Exactly reproduce each line of the listing that follows.

▶ [GIVEN RECORDS]:
* * * * * * *
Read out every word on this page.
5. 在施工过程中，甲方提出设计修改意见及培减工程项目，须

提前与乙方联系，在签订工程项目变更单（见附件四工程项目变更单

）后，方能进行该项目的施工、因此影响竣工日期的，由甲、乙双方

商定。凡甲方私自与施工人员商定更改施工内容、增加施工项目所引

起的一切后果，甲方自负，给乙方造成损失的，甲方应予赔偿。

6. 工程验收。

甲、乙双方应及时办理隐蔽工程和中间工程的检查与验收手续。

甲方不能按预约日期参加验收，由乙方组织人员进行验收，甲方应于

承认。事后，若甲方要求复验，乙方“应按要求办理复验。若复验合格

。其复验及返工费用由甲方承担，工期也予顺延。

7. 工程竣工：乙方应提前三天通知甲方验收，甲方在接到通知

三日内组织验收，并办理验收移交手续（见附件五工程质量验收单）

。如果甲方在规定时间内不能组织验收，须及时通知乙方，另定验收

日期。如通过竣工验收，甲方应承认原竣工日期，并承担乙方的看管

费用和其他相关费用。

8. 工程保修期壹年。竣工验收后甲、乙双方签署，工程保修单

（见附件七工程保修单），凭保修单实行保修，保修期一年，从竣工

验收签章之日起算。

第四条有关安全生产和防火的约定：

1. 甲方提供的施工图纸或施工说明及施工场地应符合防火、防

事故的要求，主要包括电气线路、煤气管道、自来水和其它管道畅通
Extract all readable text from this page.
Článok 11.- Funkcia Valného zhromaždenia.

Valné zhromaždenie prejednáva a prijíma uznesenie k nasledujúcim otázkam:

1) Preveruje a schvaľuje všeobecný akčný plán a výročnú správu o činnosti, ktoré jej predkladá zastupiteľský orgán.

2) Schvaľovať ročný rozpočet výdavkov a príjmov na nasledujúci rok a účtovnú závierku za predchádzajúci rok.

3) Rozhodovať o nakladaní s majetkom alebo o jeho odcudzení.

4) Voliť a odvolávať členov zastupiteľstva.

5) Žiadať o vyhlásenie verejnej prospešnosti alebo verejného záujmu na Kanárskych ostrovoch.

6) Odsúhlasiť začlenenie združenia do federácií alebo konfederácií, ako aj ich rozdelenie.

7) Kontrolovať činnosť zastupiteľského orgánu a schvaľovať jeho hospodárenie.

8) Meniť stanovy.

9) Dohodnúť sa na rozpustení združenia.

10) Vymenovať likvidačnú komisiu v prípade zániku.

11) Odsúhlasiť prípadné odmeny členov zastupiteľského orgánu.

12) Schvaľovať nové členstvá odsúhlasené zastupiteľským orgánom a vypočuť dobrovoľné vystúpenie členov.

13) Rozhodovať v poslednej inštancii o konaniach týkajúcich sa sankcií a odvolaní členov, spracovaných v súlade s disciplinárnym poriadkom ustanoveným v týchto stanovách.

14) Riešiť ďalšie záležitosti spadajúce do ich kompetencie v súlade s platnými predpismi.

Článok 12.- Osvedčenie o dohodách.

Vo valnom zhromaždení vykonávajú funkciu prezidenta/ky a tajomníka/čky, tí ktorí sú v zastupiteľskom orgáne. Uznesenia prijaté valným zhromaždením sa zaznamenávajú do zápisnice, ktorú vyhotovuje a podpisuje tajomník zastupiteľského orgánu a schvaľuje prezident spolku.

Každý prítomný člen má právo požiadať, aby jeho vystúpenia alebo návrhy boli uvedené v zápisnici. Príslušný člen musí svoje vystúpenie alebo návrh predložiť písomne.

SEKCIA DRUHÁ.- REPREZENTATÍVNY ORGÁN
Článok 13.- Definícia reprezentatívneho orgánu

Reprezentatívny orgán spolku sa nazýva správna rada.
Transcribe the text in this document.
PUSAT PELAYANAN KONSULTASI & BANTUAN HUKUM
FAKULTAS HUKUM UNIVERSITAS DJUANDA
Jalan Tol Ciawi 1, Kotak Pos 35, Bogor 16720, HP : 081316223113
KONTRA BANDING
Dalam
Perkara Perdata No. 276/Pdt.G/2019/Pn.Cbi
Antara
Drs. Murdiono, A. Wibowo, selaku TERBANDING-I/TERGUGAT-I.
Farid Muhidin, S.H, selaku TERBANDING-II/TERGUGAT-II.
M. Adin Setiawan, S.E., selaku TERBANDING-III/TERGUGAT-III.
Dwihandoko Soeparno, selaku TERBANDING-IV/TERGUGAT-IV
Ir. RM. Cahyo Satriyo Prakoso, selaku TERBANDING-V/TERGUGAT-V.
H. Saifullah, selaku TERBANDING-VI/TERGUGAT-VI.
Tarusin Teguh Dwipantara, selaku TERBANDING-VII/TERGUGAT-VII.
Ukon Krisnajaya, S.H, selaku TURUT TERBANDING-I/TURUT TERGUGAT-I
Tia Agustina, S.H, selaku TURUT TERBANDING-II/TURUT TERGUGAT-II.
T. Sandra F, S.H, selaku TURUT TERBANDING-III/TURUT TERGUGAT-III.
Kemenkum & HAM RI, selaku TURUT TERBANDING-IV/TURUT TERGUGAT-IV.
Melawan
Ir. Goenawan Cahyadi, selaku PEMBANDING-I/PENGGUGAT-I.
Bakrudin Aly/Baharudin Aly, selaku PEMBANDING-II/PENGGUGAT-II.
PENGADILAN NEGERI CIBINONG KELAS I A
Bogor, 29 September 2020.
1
* * * * * * *
▶ [TASK ANSWER]:
Read out every word on this page.
5. 在施工过程中，甲方提出设计修改意见及培减工程项目，须

提前与乙方联系，在签订工程项目变更单（见附件四工程项目变更单

）后，方能进行该项目的施工、因此影响竣工日期的，由甲、乙双方

商定。凡甲方私自与施工人员商定更改施工内容、增加施工项目所引

起的一切后果，甲方自负，给乙方造成损失的，甲方应予赔偿。

6. 工程验收。

甲、乙双方应及时办理隐蔽工程和中间工程的检查与验收手续。

甲方不能按预约日期参加验收，由乙方组织人员进行验收，甲方应于

承认。事后，若甲方要求复验，乙方“应按要求办理复验。若复验合格

。其复验及返工费用由甲方承担，工期也予顺延。

7. 工程竣工：乙方应提前三天通知甲方验收，甲方在接到通知

三日内组织验收，并办理验收移交手续（见附件五工程质量验收单）

。如果甲方在规定时间内不能组织验收，须及时通知乙方，另定验收

日期。如通过竣工验收，甲方应承认原竣工日期，并承担乙方的看管

费用和其他相关费用。

8. 工程保修期壹年。竣工验收后甲、乙双方签署，工程保修单

（见附件七工程保修单），凭保修单实行保修，保修期一年，从竣工

验收签章之日起算。

第四条有关安全生产和防火的约定：

1. 甲方提供的施工图纸或施工说明及施工场地应符合防火、防

事故的要求，主要包括电气线路、煤气管道、自来水和其它管道畅通
Extract all readable text from this page.
Článok 11.- Funkcia Valného zhromaždenia.

Valné zhromaždenie prejednáva a prijíma uznesenie k nasledujúcim otázkam:

1) Preveruje a schvaľuje všeobecný akčný plán a výročnú správu o činnosti, ktoré jej predkladá zastupiteľský orgán.

2) Schvaľovať ročný rozpočet výdavkov a príjmov na nasledujúci rok a účtovnú závierku za predchádzajúci rok.

3) Rozhodovať o nakladaní s majetkom alebo o jeho odcudzení.

4) Voliť a odvolávať členov zastupiteľstva.

5) Žiadať o vyhlásenie verejnej prospešnosti alebo verejného záujmu na Kanárskych ostrovoch.

6) Odsúhlasiť začlenenie združenia do federácií alebo konfederácií, ako aj ich rozdelenie.

7) Kontrolovať činnosť zastupiteľského orgánu a schvaľovať jeho hospodárenie.

8) Meniť stanovy.

9) Dohodnúť sa na rozpustení združenia.

10) Vymenovať likvidačnú komisiu v prípade zániku.

11) Odsúhlasiť prípadné odmeny členov zastupiteľského orgánu.

12) Schvaľovať nové členstvá odsúhlasené zastupiteľským orgánom a vypočuť dobrovoľné vystúpenie členov.

13) Rozhodovať v poslednej inštancii o konaniach týkajúcich sa sankcií a odvolaní členov, spracovaných v súlade s disciplinárnym poriadkom ustanoveným v týchto stanovách.

14) Riešiť ďalšie záležitosti spadajúce do ich kompetencie v súlade s platnými predpismi.

Článok 12.- Osvedčenie o dohodách.

Vo valnom zhromaždení vykonávajú funkciu prezidenta/ky a tajomníka/čky, tí ktorí sú v zastupiteľskom orgáne. Uznesenia prijaté valným zhromaždením sa zaznamenávajú do zápisnice, ktorú vyhotovuje a podpisuje tajomník zastupiteľského orgánu a schvaľuje prezident spolku.

Každý prítomný člen má právo požiadať, aby jeho vystúpenia alebo návrhy boli uvedené v zápisnici. Príslušný člen musí svoje vystúpenie alebo návrh predložiť písomne.

SEKCIA DRUHÁ.- REPREZENTATÍVNY ORGÁN
Článok 13.- Definícia reprezentatívneho orgánu

Reprezentatívny orgán spolku sa nazýva správna rada.
Transcribe the text in this document.
PUSAT PELAYANAN KONSULTASI & BANTUAN HUKUM
FAKULTAS HUKUM UNIVERSITAS DJUANDA
Jalan Tol Ciawi 1, Kotak Pos 35, Bogor 16720, HP : 081316223113
KONTRA BANDING
Dalam
Perkara Perdata No. 276/Pdt.G/2019/Pn.Cbi
Antara
Drs. Murdiono, A. Wibowo, selaku TERBANDING-I/TERGUGAT-I.
Farid Muhidin, S.H, selaku TERBANDING-II/TERGUGAT-II.
M. Adin Setiawan, S.E., selaku TERBANDING-III/TERGUGAT-III.
Dwihandoko Soeparno, selaku TERBANDING-IV/TERGUGAT-IV
Ir. RM. Cahyo Satriyo Prakoso, selaku TERBANDING-V/TERGUGAT-V.
H. Saifullah, selaku TERBANDING-VI/TERGUGAT-VI.
Tarusin Teguh Dwipantara, selaku TERBANDING-VII/TERGUGAT-VII.
Ukon Krisnajaya, S.H, selaku TURUT TERBANDING-I/TURUT TERGUGAT-I
Tia Agustina, S.H, selaku TURUT TERBANDING-II/TURUT TERGUGAT-II.
T. Sandra F, S.H, selaku TURUT TERBANDING-III/TURUT TERGUGAT-III.
Kemenkum & HAM RI, selaku TURUT TERBANDING-IV/TURUT TERGUGAT-IV.
Melawan
Ir. Goenawan Cahyadi, selaku PEMBANDING-I/PENGGUGAT-I.
Bakrudin Aly/Baharudin Aly, selaku PEMBANDING-II/PENGGUGAT-II.
PENGADILAN NEGERI CIBINONG KELAS I A
Bogor, 29 September 2020.
1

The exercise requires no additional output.